▶ **Problem**:
Check every line of the material below for the string "LowSpin", and return the ones that have it.

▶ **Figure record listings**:
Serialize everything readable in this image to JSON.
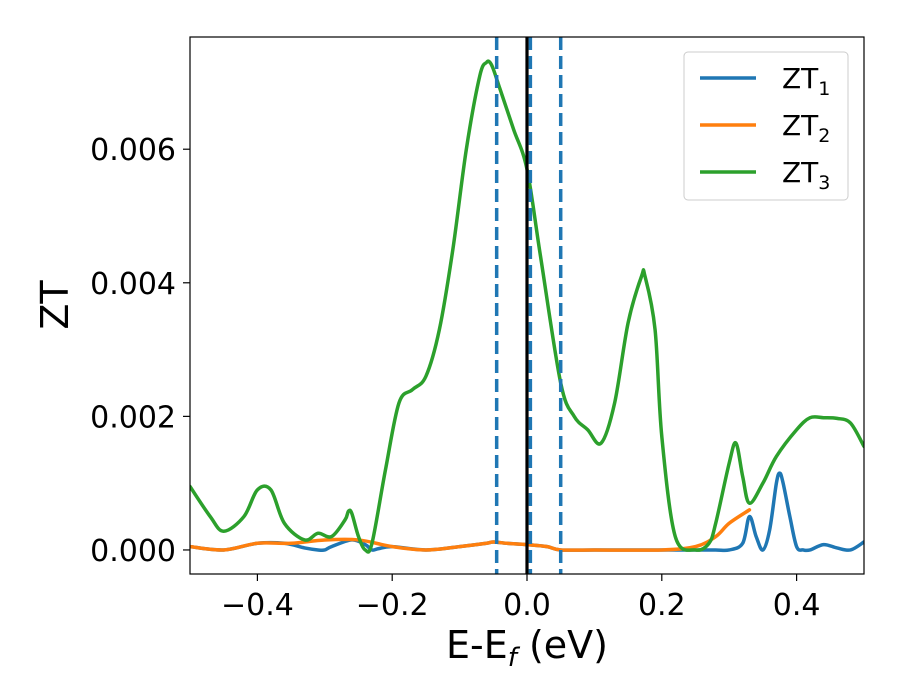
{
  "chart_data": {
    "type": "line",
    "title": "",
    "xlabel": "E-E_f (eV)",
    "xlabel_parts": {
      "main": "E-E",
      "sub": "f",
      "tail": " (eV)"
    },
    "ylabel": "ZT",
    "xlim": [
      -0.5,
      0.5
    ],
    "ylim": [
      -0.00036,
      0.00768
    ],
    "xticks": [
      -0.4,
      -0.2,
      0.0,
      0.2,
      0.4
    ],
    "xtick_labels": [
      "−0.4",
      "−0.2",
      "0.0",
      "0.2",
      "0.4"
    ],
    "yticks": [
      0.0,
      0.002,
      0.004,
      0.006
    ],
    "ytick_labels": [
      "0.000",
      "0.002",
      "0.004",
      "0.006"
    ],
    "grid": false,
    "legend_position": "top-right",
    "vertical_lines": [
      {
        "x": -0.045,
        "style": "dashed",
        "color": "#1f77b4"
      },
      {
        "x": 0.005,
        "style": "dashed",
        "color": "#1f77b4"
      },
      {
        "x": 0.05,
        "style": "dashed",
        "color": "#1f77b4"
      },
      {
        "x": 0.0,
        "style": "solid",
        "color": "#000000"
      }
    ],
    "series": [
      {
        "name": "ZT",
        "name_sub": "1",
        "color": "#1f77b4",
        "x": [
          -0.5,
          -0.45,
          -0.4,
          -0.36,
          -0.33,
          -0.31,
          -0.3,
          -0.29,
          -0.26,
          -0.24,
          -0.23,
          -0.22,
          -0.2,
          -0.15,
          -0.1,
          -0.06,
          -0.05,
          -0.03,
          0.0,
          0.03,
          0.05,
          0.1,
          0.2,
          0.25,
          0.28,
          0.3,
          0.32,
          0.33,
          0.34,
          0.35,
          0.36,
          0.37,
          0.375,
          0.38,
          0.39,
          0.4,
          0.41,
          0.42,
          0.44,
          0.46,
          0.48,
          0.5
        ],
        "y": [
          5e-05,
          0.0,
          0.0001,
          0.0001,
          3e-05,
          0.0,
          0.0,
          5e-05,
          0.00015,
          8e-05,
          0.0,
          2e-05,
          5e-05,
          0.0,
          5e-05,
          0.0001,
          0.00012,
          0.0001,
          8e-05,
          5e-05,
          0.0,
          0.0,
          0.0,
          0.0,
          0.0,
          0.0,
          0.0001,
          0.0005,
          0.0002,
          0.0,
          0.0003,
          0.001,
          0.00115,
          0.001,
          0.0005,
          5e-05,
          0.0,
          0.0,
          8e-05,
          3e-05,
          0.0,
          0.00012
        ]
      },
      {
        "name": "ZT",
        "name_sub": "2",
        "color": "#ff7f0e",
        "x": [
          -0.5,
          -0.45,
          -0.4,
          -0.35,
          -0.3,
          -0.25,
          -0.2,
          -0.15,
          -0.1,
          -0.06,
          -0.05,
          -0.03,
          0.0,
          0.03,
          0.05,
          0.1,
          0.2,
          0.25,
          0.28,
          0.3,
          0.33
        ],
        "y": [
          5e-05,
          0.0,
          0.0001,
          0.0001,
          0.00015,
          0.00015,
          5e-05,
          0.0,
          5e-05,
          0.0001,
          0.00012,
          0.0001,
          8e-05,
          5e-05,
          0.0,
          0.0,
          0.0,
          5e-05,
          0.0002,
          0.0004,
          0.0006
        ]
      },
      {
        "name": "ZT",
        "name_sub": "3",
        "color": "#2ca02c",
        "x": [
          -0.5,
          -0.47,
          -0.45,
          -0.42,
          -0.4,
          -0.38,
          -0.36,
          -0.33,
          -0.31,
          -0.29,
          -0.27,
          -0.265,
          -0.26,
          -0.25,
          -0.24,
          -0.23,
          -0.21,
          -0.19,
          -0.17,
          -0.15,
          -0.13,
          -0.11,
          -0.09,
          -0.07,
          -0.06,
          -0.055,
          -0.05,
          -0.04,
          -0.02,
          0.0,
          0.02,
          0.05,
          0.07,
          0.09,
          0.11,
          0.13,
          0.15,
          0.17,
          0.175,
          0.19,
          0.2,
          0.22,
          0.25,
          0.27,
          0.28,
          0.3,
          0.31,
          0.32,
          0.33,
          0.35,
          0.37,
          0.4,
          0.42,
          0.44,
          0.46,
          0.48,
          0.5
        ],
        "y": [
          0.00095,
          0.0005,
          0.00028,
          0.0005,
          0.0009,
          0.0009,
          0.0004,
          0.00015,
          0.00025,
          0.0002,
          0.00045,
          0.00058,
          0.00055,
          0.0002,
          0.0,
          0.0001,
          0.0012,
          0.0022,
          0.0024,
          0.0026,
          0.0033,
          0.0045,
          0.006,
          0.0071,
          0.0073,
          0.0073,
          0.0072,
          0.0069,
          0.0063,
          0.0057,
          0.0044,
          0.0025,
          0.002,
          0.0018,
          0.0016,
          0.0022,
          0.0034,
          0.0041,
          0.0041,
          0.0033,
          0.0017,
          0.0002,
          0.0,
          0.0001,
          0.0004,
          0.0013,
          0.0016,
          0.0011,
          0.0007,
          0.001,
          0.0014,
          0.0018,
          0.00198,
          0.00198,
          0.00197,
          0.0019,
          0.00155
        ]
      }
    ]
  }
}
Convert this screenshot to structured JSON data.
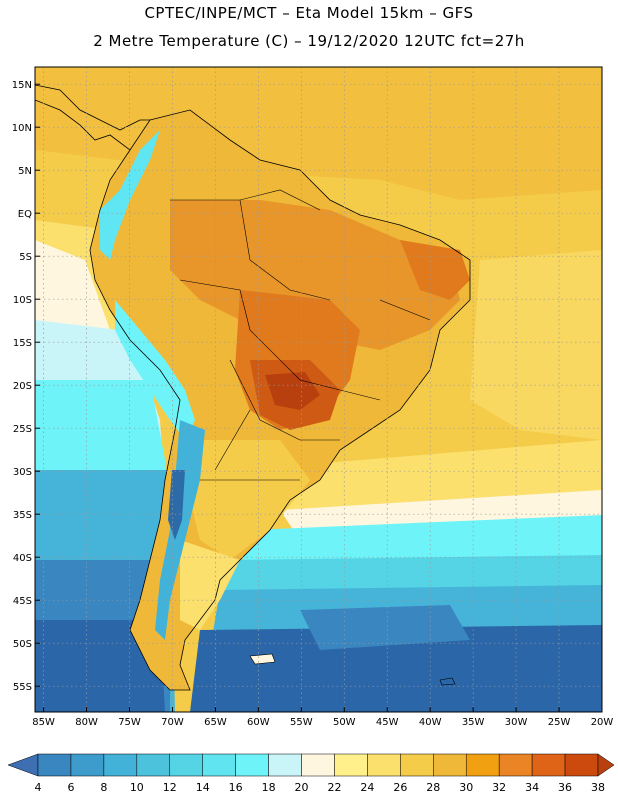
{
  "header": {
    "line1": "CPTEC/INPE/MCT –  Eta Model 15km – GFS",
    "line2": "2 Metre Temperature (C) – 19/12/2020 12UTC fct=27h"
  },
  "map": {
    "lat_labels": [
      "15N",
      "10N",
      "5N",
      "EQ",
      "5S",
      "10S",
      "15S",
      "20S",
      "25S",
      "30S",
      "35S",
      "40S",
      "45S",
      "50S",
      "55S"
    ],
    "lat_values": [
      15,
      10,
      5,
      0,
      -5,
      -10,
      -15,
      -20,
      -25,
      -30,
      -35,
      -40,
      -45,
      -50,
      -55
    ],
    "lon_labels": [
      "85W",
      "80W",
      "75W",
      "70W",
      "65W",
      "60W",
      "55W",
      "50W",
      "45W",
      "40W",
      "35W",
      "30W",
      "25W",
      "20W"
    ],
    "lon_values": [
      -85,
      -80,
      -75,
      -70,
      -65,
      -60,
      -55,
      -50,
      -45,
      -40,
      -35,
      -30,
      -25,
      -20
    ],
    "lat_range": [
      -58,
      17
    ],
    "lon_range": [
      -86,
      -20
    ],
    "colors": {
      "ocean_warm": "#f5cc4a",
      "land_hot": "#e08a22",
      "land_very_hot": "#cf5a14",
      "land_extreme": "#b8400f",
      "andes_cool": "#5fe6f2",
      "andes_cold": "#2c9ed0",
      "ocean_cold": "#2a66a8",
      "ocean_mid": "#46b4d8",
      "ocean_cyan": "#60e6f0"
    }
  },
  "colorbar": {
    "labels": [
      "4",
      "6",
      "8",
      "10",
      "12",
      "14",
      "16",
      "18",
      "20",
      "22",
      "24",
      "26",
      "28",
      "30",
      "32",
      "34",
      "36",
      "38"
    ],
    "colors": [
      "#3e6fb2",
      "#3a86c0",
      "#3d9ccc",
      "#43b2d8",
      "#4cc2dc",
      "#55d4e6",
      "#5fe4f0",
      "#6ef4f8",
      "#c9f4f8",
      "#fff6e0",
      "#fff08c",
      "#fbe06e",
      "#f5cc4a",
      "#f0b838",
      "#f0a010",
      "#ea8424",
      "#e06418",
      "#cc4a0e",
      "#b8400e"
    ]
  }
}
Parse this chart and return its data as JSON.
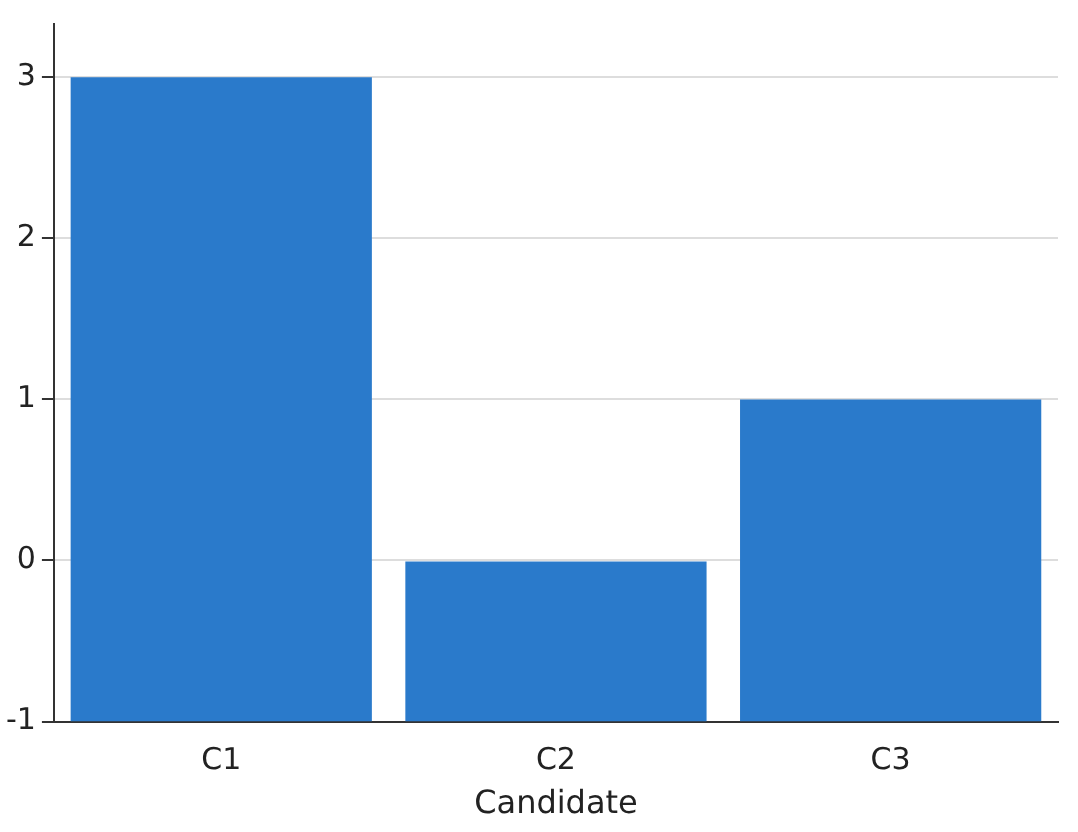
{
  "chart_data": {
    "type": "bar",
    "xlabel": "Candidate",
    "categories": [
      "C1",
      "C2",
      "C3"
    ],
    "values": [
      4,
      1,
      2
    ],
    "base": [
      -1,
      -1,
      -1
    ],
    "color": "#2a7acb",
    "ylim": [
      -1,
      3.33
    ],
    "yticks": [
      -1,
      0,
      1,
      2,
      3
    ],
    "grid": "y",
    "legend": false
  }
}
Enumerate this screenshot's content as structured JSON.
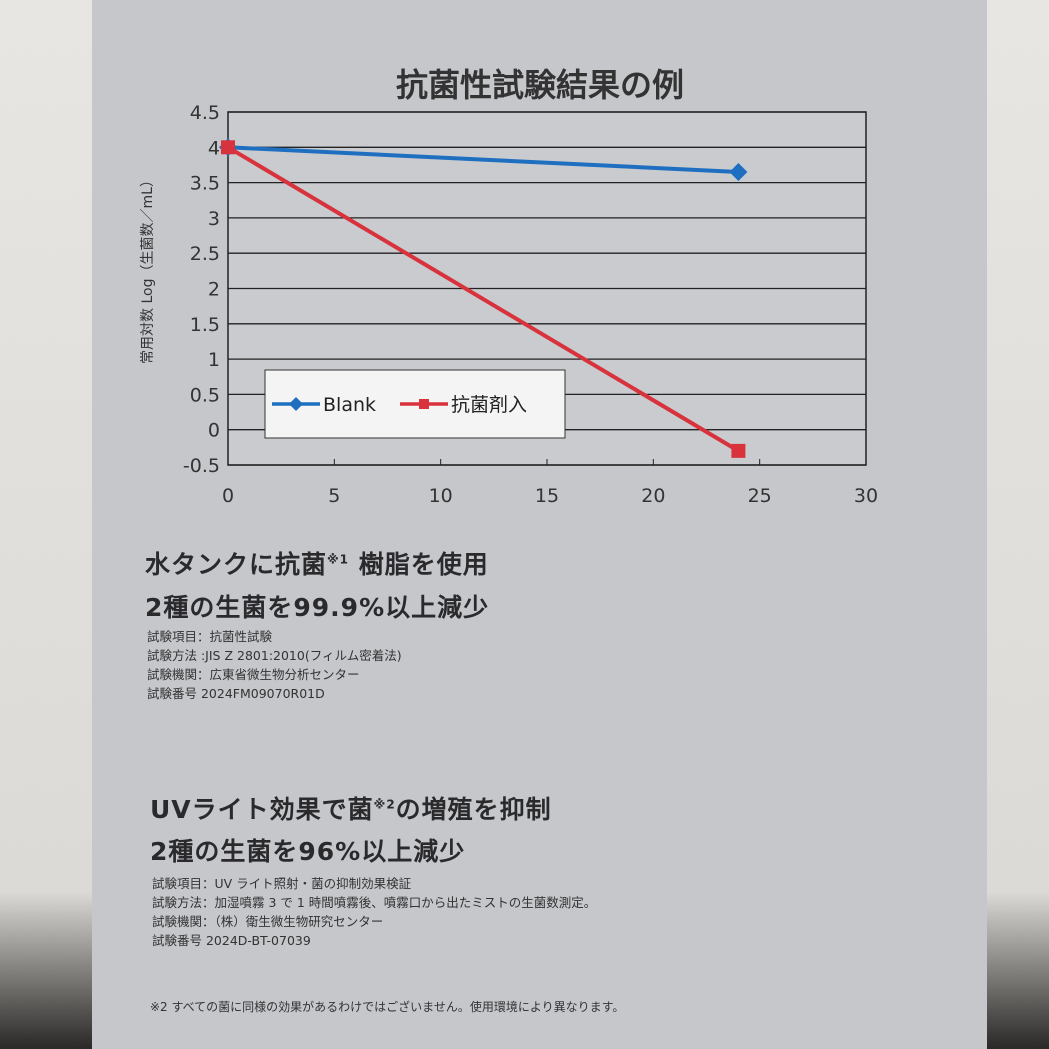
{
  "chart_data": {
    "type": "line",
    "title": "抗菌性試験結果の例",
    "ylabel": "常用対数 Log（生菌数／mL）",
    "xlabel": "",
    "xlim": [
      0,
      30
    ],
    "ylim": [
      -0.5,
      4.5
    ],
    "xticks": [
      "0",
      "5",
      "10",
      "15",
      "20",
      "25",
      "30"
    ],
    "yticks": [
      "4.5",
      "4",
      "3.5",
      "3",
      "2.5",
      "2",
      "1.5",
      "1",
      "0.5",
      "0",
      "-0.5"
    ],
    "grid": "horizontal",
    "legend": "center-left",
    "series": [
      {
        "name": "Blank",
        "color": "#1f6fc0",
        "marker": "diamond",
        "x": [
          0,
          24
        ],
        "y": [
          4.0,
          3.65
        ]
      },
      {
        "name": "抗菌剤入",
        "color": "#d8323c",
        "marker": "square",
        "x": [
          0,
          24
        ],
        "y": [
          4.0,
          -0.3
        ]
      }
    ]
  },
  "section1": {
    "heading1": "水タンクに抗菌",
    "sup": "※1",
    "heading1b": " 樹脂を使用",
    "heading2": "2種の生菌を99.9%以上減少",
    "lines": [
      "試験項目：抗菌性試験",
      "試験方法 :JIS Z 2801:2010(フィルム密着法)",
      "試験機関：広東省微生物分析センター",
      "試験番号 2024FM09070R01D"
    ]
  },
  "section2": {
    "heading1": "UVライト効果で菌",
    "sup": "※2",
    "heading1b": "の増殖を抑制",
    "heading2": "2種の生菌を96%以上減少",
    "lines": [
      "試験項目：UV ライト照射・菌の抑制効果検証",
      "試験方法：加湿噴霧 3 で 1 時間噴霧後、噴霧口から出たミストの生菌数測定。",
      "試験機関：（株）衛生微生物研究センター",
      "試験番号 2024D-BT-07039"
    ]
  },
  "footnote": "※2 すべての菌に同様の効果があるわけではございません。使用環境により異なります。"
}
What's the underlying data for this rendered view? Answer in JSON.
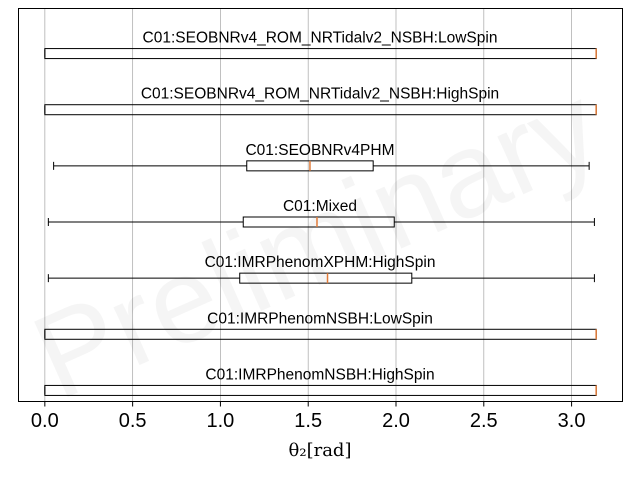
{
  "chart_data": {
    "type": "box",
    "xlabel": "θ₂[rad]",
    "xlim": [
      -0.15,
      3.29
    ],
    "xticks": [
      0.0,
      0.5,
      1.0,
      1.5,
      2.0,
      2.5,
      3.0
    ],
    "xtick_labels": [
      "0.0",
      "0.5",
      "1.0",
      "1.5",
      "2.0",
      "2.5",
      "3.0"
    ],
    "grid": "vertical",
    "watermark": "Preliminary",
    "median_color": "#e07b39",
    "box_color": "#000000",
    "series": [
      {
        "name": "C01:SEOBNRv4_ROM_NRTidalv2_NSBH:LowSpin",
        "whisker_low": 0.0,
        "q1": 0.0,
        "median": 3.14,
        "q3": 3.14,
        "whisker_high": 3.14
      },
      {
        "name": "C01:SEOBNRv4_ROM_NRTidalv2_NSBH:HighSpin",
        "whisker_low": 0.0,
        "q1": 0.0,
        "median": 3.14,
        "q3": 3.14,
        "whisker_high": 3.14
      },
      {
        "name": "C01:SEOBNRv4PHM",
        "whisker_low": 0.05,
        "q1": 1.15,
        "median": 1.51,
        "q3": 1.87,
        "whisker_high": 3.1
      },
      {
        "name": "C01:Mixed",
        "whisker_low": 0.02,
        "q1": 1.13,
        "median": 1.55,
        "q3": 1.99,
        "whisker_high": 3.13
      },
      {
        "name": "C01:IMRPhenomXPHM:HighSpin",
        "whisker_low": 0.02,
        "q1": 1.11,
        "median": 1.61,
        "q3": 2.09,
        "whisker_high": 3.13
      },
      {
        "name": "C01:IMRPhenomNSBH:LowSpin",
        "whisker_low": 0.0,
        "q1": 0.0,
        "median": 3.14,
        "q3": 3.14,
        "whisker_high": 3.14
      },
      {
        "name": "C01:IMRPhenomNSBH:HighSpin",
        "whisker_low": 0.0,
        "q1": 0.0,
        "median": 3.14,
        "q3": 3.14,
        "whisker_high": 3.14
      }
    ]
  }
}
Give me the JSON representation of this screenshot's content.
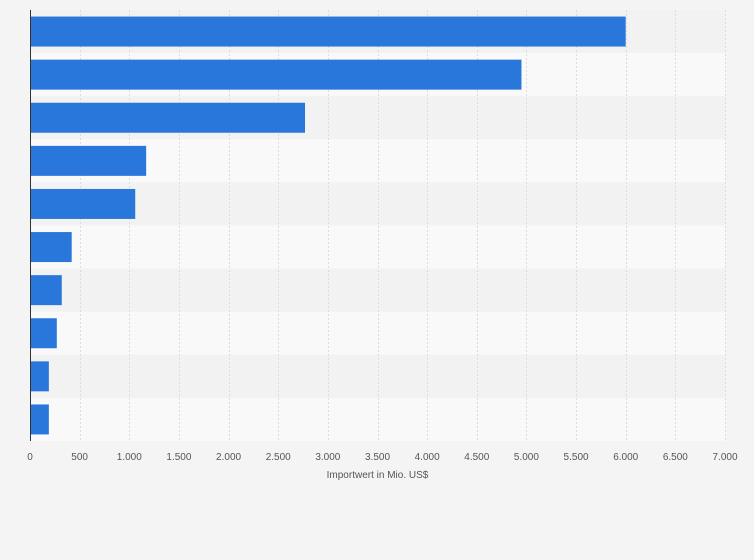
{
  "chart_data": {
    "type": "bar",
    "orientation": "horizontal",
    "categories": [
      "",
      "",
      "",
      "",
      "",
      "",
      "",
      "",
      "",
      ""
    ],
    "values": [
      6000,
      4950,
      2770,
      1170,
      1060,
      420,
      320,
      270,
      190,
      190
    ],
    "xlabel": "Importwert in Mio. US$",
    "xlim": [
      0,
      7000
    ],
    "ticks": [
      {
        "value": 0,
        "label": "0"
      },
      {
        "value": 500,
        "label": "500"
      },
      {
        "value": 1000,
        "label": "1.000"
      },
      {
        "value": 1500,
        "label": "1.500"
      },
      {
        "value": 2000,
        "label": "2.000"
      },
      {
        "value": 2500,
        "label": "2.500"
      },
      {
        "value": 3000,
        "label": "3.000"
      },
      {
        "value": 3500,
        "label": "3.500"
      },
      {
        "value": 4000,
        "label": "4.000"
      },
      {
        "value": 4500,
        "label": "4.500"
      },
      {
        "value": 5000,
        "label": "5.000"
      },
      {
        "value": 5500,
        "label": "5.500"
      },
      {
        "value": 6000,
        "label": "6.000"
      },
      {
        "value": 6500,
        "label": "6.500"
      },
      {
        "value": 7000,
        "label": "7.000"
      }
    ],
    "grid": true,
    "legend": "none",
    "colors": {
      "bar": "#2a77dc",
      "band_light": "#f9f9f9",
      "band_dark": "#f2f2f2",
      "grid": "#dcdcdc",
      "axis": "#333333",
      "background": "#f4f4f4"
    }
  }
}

▶ **Expected answer**:
        "name": "C01:SEOBNRv4_ROM_NRTidalv2_NSBH:LowSpin",
        "name": "C01:IMRPhenomNSBH:LowSpin",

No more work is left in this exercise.